**The exercise:** Please render the records as a JSON list of strings with one string per line, starting at the first line and ending at the line that contains "column-label: wzb bbox=[168, 66, 178, 84]", both included. Leave out blank lines.

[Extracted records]

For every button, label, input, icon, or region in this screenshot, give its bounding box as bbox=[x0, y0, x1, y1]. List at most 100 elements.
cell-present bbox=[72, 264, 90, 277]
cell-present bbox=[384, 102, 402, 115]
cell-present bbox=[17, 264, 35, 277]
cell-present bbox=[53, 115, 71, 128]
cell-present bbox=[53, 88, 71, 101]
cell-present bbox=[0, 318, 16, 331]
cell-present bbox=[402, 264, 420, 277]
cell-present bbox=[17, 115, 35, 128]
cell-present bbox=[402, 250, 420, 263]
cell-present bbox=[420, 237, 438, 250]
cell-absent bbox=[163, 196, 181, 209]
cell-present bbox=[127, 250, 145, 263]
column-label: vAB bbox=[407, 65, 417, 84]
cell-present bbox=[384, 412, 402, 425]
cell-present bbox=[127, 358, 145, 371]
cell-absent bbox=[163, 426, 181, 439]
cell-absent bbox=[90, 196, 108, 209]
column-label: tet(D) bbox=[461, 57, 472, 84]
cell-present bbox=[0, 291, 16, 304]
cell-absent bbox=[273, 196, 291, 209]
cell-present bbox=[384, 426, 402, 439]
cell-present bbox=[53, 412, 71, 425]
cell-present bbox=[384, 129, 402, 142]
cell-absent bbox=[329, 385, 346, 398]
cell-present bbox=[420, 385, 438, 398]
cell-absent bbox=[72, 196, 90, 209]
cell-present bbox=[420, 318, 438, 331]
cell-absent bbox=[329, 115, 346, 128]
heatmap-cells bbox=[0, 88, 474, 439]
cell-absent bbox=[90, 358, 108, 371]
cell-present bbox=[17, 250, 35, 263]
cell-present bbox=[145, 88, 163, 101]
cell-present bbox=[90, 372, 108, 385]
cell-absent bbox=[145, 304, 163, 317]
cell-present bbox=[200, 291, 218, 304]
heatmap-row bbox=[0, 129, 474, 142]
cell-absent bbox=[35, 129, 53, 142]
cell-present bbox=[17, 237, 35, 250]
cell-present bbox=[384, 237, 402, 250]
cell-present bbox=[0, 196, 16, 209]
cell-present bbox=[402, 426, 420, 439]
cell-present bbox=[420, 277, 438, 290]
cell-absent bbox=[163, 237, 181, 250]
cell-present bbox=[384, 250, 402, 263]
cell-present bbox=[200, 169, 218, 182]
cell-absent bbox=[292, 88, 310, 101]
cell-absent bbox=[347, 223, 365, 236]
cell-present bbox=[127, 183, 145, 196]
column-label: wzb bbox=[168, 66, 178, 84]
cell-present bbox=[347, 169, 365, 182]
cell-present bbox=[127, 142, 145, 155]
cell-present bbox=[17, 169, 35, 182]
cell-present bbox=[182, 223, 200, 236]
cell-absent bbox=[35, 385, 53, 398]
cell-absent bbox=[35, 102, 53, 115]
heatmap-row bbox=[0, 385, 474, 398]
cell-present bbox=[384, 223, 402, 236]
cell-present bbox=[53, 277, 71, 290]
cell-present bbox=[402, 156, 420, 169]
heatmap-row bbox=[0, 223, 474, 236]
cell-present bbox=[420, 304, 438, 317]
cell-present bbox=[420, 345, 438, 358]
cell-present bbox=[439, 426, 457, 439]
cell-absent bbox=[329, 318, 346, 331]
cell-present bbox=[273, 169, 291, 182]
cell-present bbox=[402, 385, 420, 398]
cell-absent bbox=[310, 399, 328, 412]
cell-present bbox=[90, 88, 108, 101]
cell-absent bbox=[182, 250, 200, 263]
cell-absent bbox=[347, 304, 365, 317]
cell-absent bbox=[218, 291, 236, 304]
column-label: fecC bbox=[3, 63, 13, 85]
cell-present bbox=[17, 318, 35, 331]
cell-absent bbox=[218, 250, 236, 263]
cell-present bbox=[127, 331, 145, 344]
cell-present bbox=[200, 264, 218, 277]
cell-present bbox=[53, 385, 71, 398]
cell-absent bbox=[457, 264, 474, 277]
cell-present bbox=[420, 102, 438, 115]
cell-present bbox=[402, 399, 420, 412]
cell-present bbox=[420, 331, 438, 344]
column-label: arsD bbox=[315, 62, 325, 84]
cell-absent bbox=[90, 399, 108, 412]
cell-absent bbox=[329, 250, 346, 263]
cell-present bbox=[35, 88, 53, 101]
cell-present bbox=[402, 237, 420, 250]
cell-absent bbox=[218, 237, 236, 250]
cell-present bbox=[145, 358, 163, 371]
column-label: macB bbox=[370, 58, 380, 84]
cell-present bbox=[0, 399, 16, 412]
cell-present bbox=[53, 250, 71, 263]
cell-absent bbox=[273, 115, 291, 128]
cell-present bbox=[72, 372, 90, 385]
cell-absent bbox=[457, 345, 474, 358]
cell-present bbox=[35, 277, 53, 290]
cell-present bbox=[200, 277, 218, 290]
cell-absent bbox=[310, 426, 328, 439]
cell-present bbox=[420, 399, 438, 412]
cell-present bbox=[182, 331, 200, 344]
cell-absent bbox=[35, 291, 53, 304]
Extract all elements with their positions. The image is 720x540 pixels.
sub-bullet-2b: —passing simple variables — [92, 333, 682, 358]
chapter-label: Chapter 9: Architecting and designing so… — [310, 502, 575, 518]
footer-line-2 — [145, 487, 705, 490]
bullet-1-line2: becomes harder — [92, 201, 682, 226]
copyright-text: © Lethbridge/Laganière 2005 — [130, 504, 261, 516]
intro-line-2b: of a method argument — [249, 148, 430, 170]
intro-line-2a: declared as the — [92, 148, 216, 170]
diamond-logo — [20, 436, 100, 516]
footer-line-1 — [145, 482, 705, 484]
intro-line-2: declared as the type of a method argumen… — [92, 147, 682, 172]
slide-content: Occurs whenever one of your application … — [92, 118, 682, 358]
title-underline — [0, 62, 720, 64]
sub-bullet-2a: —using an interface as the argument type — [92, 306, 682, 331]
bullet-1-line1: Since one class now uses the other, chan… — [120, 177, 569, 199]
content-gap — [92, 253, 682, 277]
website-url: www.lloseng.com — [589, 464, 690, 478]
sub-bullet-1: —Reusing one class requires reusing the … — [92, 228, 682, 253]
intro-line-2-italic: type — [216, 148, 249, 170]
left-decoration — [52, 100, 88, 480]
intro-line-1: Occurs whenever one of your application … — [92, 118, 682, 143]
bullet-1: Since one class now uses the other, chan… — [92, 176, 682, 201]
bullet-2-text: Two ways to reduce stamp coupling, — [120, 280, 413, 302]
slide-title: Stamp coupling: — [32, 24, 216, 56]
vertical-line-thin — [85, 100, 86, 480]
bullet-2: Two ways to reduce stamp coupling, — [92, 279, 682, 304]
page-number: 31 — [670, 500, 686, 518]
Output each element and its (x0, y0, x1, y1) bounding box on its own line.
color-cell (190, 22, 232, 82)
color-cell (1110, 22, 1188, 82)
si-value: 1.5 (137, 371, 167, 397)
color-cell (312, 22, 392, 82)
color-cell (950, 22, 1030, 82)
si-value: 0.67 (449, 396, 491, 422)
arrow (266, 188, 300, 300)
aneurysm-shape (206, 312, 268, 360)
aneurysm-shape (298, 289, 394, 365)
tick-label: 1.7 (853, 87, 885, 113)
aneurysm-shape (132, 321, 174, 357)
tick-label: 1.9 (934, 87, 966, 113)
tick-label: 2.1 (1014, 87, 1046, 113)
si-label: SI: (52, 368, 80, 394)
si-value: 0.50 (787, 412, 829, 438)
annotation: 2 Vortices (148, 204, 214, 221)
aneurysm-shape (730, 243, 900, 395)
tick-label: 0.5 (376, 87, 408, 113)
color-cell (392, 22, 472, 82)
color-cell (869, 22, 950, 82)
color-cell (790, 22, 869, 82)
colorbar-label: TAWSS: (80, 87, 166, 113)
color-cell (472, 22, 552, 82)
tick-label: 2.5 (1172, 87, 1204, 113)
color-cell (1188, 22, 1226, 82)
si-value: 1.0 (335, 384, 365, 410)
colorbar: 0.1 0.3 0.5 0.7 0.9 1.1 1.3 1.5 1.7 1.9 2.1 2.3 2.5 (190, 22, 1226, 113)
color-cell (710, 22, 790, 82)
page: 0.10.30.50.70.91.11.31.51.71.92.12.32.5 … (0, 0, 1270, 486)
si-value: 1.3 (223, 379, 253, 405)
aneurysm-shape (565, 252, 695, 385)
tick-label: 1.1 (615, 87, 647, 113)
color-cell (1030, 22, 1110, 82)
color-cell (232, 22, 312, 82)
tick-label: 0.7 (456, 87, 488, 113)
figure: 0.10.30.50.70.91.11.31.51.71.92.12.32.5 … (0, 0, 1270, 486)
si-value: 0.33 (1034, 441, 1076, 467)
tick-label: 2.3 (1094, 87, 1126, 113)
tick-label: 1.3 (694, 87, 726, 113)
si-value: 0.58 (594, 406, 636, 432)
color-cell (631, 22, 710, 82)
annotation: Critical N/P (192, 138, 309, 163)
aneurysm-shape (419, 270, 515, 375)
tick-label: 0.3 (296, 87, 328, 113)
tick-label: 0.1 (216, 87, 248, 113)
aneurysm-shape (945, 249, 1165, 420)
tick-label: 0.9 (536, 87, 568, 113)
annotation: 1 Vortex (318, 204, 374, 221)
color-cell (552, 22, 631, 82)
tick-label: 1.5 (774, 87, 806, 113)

**Solved problem:**
[
  "For every button, label, input, icon, or region in this screenshot, give its bounding box as bbox=[x0, y0, x1, y1]. List at most 100 elements.",
  "cell-present bbox=[72, 264, 90, 277]",
  "cell-present bbox=[384, 102, 402, 115]",
  "cell-present bbox=[17, 264, 35, 277]",
  "cell-present bbox=[53, 115, 71, 128]",
  "cell-present bbox=[53, 88, 71, 101]",
  "cell-present bbox=[0, 318, 16, 331]",
  "cell-present bbox=[402, 264, 420, 277]",
  "cell-present bbox=[17, 115, 35, 128]",
  "cell-present bbox=[402, 250, 420, 263]",
  "cell-present bbox=[420, 237, 438, 250]",
  "cell-absent bbox=[163, 196, 181, 209]",
  "cell-present bbox=[127, 250, 145, 263]",
  "column-label: vAB bbox=[407, 65, 417, 84]",
  "cell-present bbox=[384, 412, 402, 425]",
  "cell-present bbox=[127, 358, 145, 371]",
  "cell-absent bbox=[163, 426, 181, 439]",
  "cell-absent bbox=[90, 196, 108, 209]",
  "column-label: tet(D) bbox=[461, 57, 472, 84]",
  "cell-present bbox=[0, 291, 16, 304]",
  "cell-absent bbox=[273, 196, 291, 209]",
  "cell-present bbox=[384, 426, 402, 439]",
  "cell-present bbox=[53, 412, 71, 425]",
  "cell-present bbox=[384, 129, 402, 142]",
  "cell-absent bbox=[329, 385, 346, 398]",
  "cell-present bbox=[420, 385, 438, 398]",
  "cell-absent bbox=[72, 196, 90, 209]",
  "cell-present bbox=[420, 318, 438, 331]",
  "cell-absent bbox=[329, 115, 346, 128]",
  "heatmap-cells bbox=[0, 88, 474, 439]",
  "cell-absent bbox=[90, 358, 108, 371]",
  "cell-present bbox=[17, 250, 35, 263]",
  "cell-present bbox=[145, 88, 163, 101]",
  "cell-present bbox=[90, 372, 108, 385]",
  "cell-absent bbox=[145, 304, 163, 317]",
  "cell-present bbox=[200, 291, 218, 304]",
  "heatmap-row bbox=[0, 129, 474, 142]",
  "cell-absent bbox=[35, 129, 53, 142]",
  "cell-present bbox=[17, 237, 35, 250]",
  "cell-present bbox=[384, 237, 402, 250]",
  "cell-present bbox=[0, 196, 16, 209]",
  "cell-present bbox=[402, 426, 420, 439]",
  "cell-present bbox=[420, 277, 438, 290]",
  "cell-absent bbox=[163, 237, 181, 250]",
  "cell-present bbox=[384, 250, 402, 263]",
  "cell-present bbox=[200, 169, 218, 182]",
  "cell-absent bbox=[292, 88, 310, 101]",
  "cell-absent bbox=[347, 223, 365, 236]",
  "cell-present bbox=[127, 183, 145, 196]",
  "column-label: wzb bbox=[168, 66, 178, 84]"
]